Begin Given records
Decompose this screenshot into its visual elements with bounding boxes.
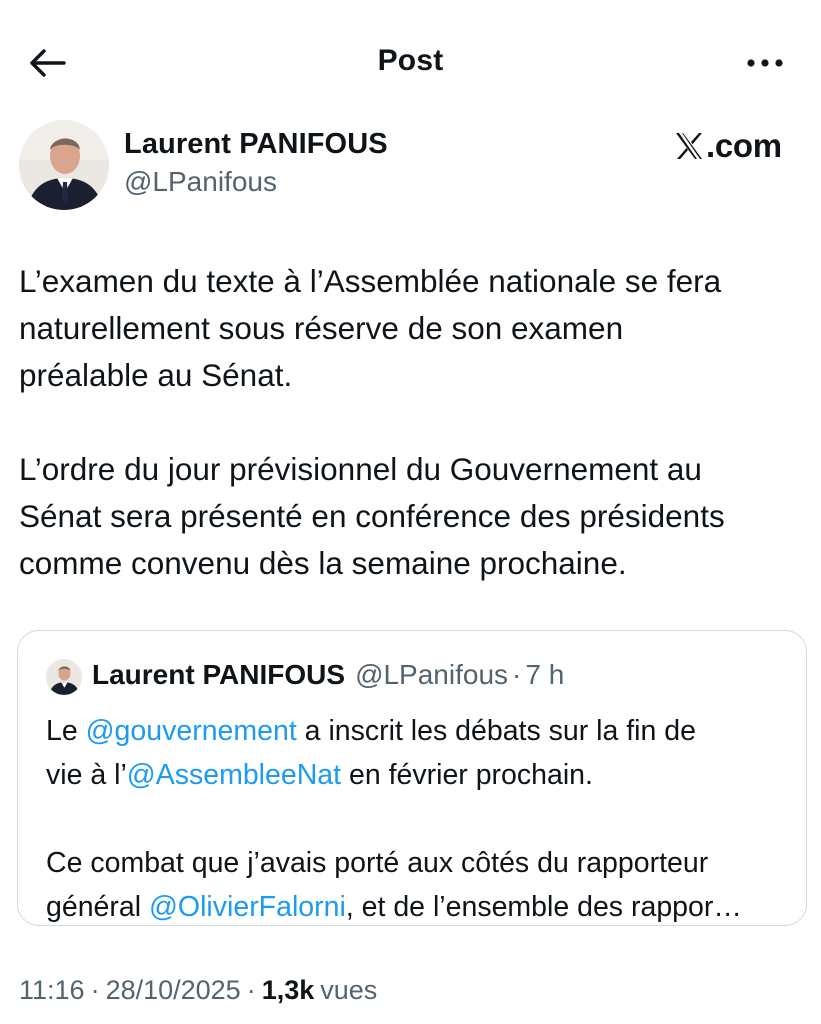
more-horizontal-icon — [747, 59, 783, 67]
quoted-author-avatar[interactable] — [46, 659, 82, 695]
author-avatar[interactable] — [19, 120, 109, 210]
page-title: Post — [377, 44, 444, 77]
text-fragment: en février prochain. — [341, 759, 593, 791]
quoted-header: Laurent PANIFOUS @LPanifous · 7 h — [92, 659, 564, 691]
post-meta: 11:16 · 28/10/2025 · 1,3k vues — [19, 975, 377, 1006]
quoted-author-name[interactable]: Laurent PANIFOUS — [92, 659, 345, 691]
author-handle[interactable]: @LPanifous — [124, 166, 277, 198]
text-fragment: général — [46, 891, 149, 923]
views-count[interactable]: 1,3k — [262, 975, 315, 1006]
text-fragment: a inscrit les débats sur la fin de — [296, 715, 696, 747]
separator-dot: · — [246, 975, 256, 1005]
profile-photo — [46, 659, 82, 695]
post-text: L’examen du texte à l’Assemblée national… — [19, 258, 809, 587]
views-label: vues — [320, 975, 378, 1005]
post-line: L’ordre du jour prévisionnel du Gouverne… — [19, 451, 702, 487]
profile-photo — [19, 120, 109, 210]
text-fragment: vie à l’ — [46, 759, 127, 791]
quoted-post-text: Le @gouvernement a inscrit les débats su… — [46, 709, 791, 929]
quoted-line: Ce combat que j’avais porté aux côtés du… — [46, 847, 709, 879]
mention-link[interactable]: @OlivierFalorni — [149, 891, 346, 923]
top-bar: Post — [0, 0, 821, 126]
quoted-line: vie à l’@AssembleeNat en février prochai… — [46, 753, 791, 797]
mention-link[interactable]: @gouvernement — [86, 715, 297, 747]
post-date[interactable]: 28/10/2025 — [106, 975, 241, 1006]
author-name[interactable]: Laurent PANIFOUS — [124, 128, 388, 161]
text-fragment: , et de l’ensemble des rappor… — [345, 891, 742, 923]
more-options-button[interactable] — [744, 48, 786, 78]
post-line: L’examen du texte à l’Assemblée national… — [19, 263, 722, 299]
x-logo-icon — [676, 133, 702, 159]
post-line: préalable au Sénat. — [19, 357, 293, 393]
quoted-line: général @OlivierFalorni, et de l’ensembl… — [46, 885, 791, 929]
text-fragment: Le — [46, 715, 86, 747]
post-line: comme convenu dès la semaine prochaine. — [19, 545, 627, 581]
separator-dot: · — [90, 975, 100, 1005]
x-com-logo[interactable]: .com — [674, 127, 782, 165]
post-time[interactable]: 11:16 — [19, 975, 85, 1006]
quoted-line: Le @gouvernement a inscrit les débats su… — [46, 709, 791, 753]
separator-dot: · — [512, 659, 522, 690]
quoted-timestamp[interactable]: 7 h — [525, 659, 564, 691]
mention-link[interactable]: @AssembleeNat — [127, 759, 341, 791]
post-line: naturellement sous réserve de son examen — [19, 310, 624, 346]
quoted-author-handle[interactable]: @LPanifous — [355, 659, 508, 691]
post-line: Sénat sera présenté en conférence des pr… — [19, 498, 725, 534]
quoted-post-card[interactable]: Laurent PANIFOUS @LPanifous · 7 h Le @go… — [17, 630, 807, 926]
brand-text: .com — [706, 127, 782, 164]
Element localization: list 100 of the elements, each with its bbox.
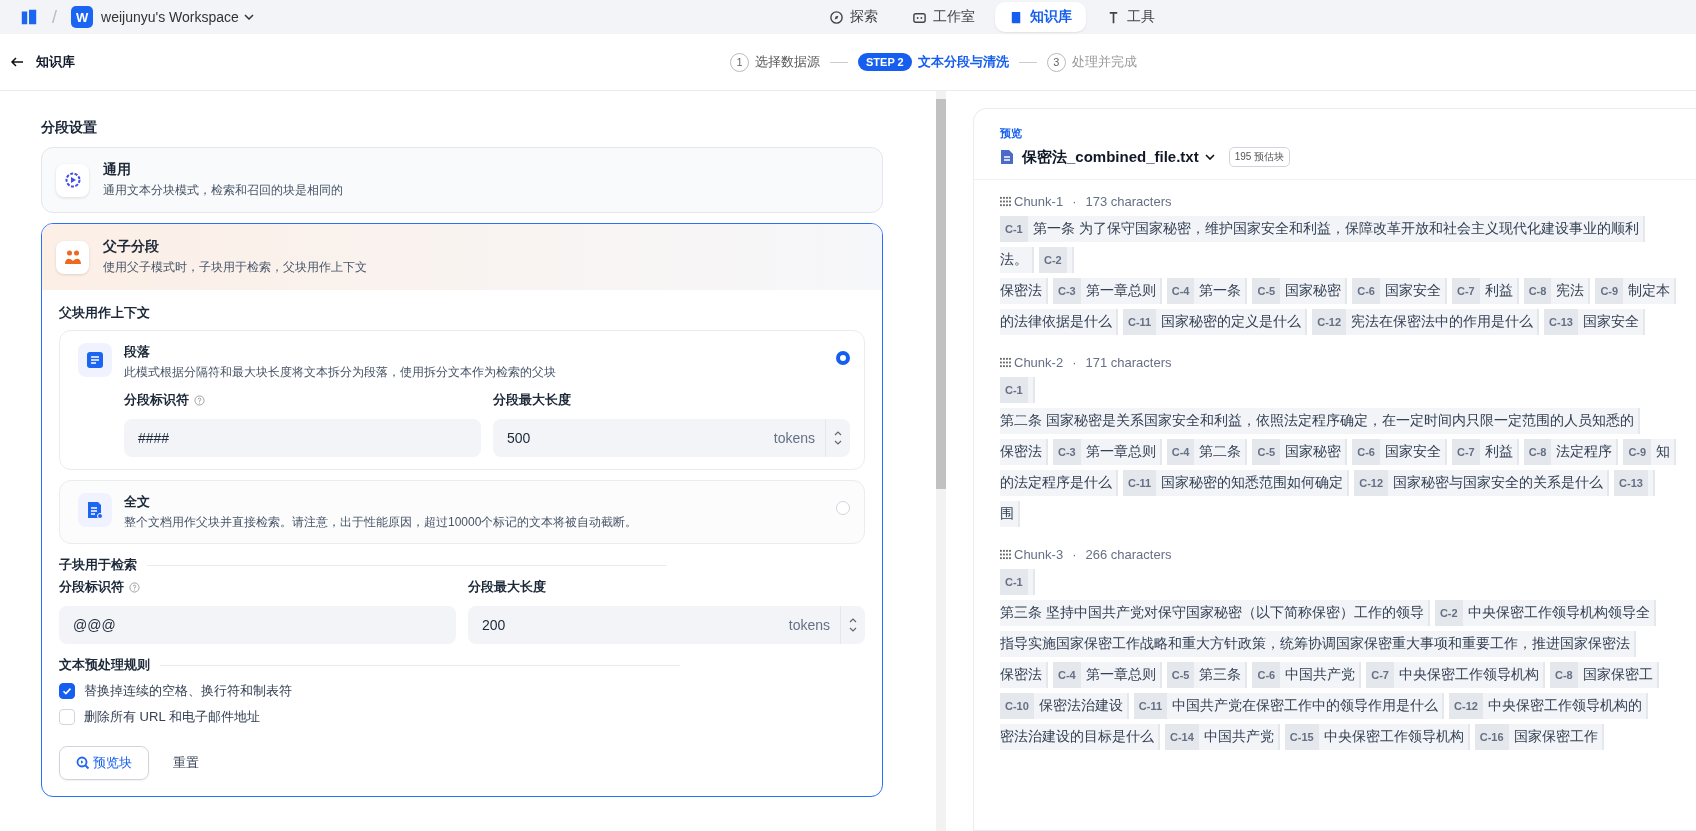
End Given records
The task: Identify every line in the material that contains the word "Laurent" and copy each one in full. Case counts.

Exercise solution:
quoted-header: Laurent PANIFOUS @LPanifous · 7 h — [92, 659, 564, 691]
quoted-author-name[interactable]: Laurent PANIFOUS — [92, 659, 345, 691]
author-name[interactable]: Laurent PANIFOUS — [124, 128, 388, 161]
quoted-post-card[interactable]: Laurent PANIFOUS @LPanifous · 7 h Le @go… — [17, 630, 807, 926]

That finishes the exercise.